>> BEGIN RECORDS SHOWN
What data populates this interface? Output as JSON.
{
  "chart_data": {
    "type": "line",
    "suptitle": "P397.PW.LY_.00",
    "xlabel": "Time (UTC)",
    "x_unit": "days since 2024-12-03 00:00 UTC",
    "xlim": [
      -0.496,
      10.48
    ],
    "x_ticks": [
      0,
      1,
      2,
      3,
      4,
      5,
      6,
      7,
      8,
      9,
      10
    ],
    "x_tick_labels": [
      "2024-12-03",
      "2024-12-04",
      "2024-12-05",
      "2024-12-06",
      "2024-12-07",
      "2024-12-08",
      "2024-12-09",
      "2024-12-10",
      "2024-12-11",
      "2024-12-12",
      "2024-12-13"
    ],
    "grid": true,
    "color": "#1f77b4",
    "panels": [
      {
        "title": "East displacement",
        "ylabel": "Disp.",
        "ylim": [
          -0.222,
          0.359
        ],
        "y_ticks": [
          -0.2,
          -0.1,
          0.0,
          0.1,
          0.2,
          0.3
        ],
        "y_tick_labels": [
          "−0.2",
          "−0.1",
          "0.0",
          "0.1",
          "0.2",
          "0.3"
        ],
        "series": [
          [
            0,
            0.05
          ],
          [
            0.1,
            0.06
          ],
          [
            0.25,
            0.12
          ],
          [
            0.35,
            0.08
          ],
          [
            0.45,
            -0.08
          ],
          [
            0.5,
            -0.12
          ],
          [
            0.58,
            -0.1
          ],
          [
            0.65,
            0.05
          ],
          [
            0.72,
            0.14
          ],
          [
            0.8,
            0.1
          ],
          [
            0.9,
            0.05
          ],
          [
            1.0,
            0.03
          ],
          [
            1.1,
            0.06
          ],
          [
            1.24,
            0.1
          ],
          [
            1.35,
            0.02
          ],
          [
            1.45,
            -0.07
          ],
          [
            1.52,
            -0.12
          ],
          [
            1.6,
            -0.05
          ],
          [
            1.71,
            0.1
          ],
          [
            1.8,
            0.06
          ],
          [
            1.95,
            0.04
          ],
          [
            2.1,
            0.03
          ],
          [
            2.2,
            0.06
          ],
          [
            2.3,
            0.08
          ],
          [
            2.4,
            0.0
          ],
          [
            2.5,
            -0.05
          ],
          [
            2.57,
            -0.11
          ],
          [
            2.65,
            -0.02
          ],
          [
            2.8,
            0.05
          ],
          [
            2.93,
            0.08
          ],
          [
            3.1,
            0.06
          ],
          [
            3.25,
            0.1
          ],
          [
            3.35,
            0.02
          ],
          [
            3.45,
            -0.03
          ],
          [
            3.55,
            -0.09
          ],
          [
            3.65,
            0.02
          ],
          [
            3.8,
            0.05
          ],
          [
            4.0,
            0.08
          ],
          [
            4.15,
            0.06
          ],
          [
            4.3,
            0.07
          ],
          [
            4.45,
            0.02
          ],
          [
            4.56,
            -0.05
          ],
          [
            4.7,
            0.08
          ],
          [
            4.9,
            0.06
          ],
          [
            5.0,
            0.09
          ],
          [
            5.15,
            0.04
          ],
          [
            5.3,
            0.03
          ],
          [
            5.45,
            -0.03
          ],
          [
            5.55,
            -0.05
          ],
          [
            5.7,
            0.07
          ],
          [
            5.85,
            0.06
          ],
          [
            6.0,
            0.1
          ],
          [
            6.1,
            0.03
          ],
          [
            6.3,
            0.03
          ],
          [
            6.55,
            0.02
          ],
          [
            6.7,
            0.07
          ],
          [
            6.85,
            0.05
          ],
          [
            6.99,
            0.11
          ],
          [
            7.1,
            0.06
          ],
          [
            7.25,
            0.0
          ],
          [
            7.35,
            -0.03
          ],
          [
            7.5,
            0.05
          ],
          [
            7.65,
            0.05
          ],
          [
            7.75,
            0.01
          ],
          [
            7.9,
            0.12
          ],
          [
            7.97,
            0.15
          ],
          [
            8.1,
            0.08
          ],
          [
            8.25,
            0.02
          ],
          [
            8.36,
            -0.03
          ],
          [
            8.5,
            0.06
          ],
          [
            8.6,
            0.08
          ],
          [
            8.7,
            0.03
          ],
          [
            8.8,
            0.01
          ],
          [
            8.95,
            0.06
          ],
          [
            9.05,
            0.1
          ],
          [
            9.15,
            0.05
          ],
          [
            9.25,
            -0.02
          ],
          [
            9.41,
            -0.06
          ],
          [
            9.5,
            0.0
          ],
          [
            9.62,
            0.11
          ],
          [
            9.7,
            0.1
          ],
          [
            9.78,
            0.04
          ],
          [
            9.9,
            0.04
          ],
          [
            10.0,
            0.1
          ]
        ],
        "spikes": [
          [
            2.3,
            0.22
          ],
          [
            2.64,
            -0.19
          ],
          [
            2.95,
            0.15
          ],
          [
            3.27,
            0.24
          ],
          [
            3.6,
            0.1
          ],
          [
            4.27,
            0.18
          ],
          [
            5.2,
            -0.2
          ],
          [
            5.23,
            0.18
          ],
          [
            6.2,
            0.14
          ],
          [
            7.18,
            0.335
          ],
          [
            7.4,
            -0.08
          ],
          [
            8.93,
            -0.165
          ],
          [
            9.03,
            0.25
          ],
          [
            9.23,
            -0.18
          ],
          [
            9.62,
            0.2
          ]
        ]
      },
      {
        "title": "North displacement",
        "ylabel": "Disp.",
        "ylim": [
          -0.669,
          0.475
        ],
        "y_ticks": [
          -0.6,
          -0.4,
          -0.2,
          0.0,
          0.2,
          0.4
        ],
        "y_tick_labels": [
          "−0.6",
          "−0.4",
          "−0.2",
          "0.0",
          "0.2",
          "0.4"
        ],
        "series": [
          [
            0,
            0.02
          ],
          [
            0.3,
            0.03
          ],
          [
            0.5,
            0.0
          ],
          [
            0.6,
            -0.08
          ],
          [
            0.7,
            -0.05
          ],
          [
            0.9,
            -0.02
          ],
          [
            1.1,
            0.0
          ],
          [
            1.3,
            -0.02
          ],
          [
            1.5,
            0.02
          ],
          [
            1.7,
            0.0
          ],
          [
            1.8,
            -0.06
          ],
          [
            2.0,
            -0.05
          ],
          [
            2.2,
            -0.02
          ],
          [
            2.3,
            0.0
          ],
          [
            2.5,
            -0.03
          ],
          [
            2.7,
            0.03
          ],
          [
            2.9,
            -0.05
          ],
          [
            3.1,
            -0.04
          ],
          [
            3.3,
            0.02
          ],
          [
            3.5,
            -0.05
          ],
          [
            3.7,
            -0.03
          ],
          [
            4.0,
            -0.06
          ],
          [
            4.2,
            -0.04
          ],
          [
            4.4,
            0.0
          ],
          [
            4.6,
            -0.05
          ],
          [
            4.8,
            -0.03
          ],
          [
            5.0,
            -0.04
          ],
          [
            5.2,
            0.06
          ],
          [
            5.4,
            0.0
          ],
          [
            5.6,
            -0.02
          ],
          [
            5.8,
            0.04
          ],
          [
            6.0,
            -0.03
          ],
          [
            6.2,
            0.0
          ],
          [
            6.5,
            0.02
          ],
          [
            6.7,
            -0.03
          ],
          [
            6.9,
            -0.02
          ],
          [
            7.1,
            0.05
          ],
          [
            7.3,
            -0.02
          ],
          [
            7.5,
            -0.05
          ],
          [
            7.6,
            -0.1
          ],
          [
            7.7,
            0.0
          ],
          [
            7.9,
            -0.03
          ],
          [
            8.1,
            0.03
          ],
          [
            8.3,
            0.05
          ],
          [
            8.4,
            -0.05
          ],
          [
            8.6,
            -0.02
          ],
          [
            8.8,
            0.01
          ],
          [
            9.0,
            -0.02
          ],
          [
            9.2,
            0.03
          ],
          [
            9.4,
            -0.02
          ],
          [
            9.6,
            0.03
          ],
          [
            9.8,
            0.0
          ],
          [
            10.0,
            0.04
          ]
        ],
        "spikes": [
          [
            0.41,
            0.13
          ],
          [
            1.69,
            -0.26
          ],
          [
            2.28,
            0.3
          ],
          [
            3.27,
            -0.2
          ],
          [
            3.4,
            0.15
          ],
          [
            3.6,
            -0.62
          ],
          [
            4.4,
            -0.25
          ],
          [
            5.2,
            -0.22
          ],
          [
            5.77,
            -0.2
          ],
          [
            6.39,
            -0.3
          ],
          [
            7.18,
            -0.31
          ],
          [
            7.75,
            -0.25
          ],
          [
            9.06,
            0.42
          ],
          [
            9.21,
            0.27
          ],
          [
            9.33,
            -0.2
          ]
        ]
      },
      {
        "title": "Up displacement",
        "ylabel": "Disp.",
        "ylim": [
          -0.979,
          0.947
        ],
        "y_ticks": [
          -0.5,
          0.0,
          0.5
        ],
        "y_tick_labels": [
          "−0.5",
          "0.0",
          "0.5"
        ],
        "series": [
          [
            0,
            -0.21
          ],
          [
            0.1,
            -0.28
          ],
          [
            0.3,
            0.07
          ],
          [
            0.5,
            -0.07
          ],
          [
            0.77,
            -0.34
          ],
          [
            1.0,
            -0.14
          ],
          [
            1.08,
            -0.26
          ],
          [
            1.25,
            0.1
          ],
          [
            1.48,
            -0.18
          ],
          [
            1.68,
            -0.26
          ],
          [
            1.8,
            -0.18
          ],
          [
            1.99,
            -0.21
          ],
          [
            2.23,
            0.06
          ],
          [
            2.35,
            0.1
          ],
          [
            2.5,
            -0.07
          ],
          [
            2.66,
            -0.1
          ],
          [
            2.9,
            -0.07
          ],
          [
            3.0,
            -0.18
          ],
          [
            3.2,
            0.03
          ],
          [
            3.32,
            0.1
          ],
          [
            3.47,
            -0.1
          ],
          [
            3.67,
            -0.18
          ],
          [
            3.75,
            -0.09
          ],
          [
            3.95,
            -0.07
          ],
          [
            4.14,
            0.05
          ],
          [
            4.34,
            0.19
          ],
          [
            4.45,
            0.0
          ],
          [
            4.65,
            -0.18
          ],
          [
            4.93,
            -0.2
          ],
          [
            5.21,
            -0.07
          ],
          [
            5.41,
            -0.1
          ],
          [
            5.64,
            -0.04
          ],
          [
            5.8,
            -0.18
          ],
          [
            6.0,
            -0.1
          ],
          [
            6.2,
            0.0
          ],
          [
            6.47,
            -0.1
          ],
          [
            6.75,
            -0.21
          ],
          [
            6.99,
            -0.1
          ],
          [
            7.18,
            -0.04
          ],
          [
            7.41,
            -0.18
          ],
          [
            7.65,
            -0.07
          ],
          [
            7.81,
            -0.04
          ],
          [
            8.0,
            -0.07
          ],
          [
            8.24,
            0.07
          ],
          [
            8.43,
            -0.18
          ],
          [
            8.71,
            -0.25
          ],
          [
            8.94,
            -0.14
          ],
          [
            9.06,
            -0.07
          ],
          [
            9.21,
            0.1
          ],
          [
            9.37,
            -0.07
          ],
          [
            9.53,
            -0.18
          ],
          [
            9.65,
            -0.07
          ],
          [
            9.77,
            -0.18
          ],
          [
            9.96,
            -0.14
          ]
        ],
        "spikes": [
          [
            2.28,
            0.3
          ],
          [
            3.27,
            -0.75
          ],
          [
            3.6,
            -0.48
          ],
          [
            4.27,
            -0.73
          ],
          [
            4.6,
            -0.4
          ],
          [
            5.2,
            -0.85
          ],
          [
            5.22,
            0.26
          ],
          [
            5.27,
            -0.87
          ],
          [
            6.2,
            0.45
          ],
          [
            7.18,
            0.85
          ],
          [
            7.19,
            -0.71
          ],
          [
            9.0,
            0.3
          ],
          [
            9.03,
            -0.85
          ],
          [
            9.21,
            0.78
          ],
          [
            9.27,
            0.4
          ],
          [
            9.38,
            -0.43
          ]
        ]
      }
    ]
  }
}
>> END RECORDS SHOWN
TASK DETAILS:
Pick out and copy the lines of the material that include the word "displacement".

FINAL ANSWER:
        "title": "East displacement",
        "title": "North displacement",
        "title": "Up displacement",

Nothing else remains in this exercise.